Aim:
Only the pictures are to be left out; set down the rest of the records exactly.

Supplied records:
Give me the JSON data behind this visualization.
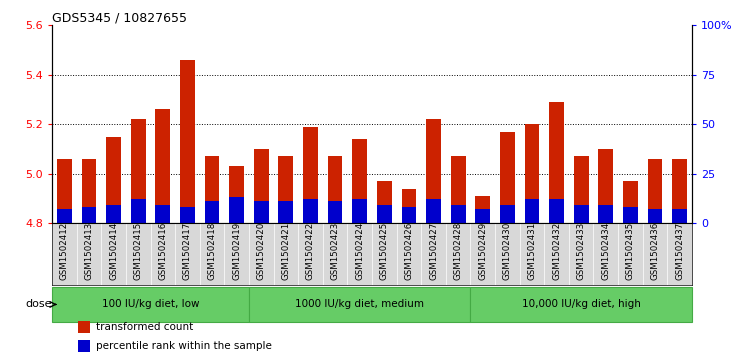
{
  "title": "GDS5345 / 10827655",
  "samples": [
    "GSM1502412",
    "GSM1502413",
    "GSM1502414",
    "GSM1502415",
    "GSM1502416",
    "GSM1502417",
    "GSM1502418",
    "GSM1502419",
    "GSM1502420",
    "GSM1502421",
    "GSM1502422",
    "GSM1502423",
    "GSM1502424",
    "GSM1502425",
    "GSM1502426",
    "GSM1502427",
    "GSM1502428",
    "GSM1502429",
    "GSM1502430",
    "GSM1502431",
    "GSM1502432",
    "GSM1502433",
    "GSM1502434",
    "GSM1502435",
    "GSM1502436",
    "GSM1502437"
  ],
  "red_values": [
    5.06,
    5.06,
    5.15,
    5.22,
    5.26,
    5.46,
    5.07,
    5.03,
    5.1,
    5.07,
    5.19,
    5.07,
    5.14,
    4.97,
    4.94,
    5.22,
    5.07,
    4.91,
    5.17,
    5.2,
    5.29,
    5.07,
    5.1,
    4.97,
    5.06,
    5.06
  ],
  "blue_pct": [
    7,
    8,
    9,
    12,
    9,
    8,
    11,
    13,
    11,
    11,
    12,
    11,
    12,
    9,
    8,
    12,
    9,
    7,
    9,
    12,
    12,
    9,
    9,
    8,
    7,
    7
  ],
  "base": 4.8,
  "ylim_left": [
    4.8,
    5.6
  ],
  "ylim_right": [
    0,
    100
  ],
  "yticks_left": [
    4.8,
    5.0,
    5.2,
    5.4,
    5.6
  ],
  "yticks_right": [
    0,
    25,
    50,
    75,
    100
  ],
  "ytick_labels_right": [
    "0",
    "25",
    "50",
    "75",
    "100%"
  ],
  "grid_lines": [
    5.0,
    5.2,
    5.4
  ],
  "dose_groups": [
    {
      "label": "100 IU/kg diet, low",
      "start": 0,
      "end": 8
    },
    {
      "label": "1000 IU/kg diet, medium",
      "start": 8,
      "end": 17
    },
    {
      "label": "10,000 IU/kg diet, high",
      "start": 17,
      "end": 26
    }
  ],
  "dose_label": "dose",
  "legend_items": [
    {
      "color": "#cc2200",
      "label": "transformed count"
    },
    {
      "color": "#0000cc",
      "label": "percentile rank within the sample"
    }
  ],
  "bar_color_red": "#cc2200",
  "bar_color_blue": "#0000cc",
  "plot_bg": "#ffffff",
  "tick_bg": "#d8d8d8",
  "green_color": "#66cc66",
  "green_border": "#44aa44"
}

Expected answer:
Give me the JSON data behind this visualization.
{
  "title": "GDS5345 / 10827655",
  "samples": [
    "GSM1502412",
    "GSM1502413",
    "GSM1502414",
    "GSM1502415",
    "GSM1502416",
    "GSM1502417",
    "GSM1502418",
    "GSM1502419",
    "GSM1502420",
    "GSM1502421",
    "GSM1502422",
    "GSM1502423",
    "GSM1502424",
    "GSM1502425",
    "GSM1502426",
    "GSM1502427",
    "GSM1502428",
    "GSM1502429",
    "GSM1502430",
    "GSM1502431",
    "GSM1502432",
    "GSM1502433",
    "GSM1502434",
    "GSM1502435",
    "GSM1502436",
    "GSM1502437"
  ],
  "red_values": [
    5.06,
    5.06,
    5.15,
    5.22,
    5.26,
    5.46,
    5.07,
    5.03,
    5.1,
    5.07,
    5.19,
    5.07,
    5.14,
    4.97,
    4.94,
    5.22,
    5.07,
    4.91,
    5.17,
    5.2,
    5.29,
    5.07,
    5.1,
    4.97,
    5.06,
    5.06
  ],
  "blue_pct": [
    7,
    8,
    9,
    12,
    9,
    8,
    11,
    13,
    11,
    11,
    12,
    11,
    12,
    9,
    8,
    12,
    9,
    7,
    9,
    12,
    12,
    9,
    9,
    8,
    7,
    7
  ],
  "base": 4.8,
  "ylim_left": [
    4.8,
    5.6
  ],
  "ylim_right": [
    0,
    100
  ],
  "yticks_left": [
    4.8,
    5.0,
    5.2,
    5.4,
    5.6
  ],
  "yticks_right": [
    0,
    25,
    50,
    75,
    100
  ],
  "ytick_labels_right": [
    "0",
    "25",
    "50",
    "75",
    "100%"
  ],
  "grid_lines": [
    5.0,
    5.2,
    5.4
  ],
  "dose_groups": [
    {
      "label": "100 IU/kg diet, low",
      "start": 0,
      "end": 8
    },
    {
      "label": "1000 IU/kg diet, medium",
      "start": 8,
      "end": 17
    },
    {
      "label": "10,000 IU/kg diet, high",
      "start": 17,
      "end": 26
    }
  ],
  "dose_label": "dose",
  "legend_items": [
    {
      "color": "#cc2200",
      "label": "transformed count"
    },
    {
      "color": "#0000cc",
      "label": "percentile rank within the sample"
    }
  ],
  "bar_color_red": "#cc2200",
  "bar_color_blue": "#0000cc",
  "plot_bg": "#ffffff",
  "tick_bg": "#d8d8d8",
  "green_color": "#66cc66",
  "green_border": "#44aa44"
}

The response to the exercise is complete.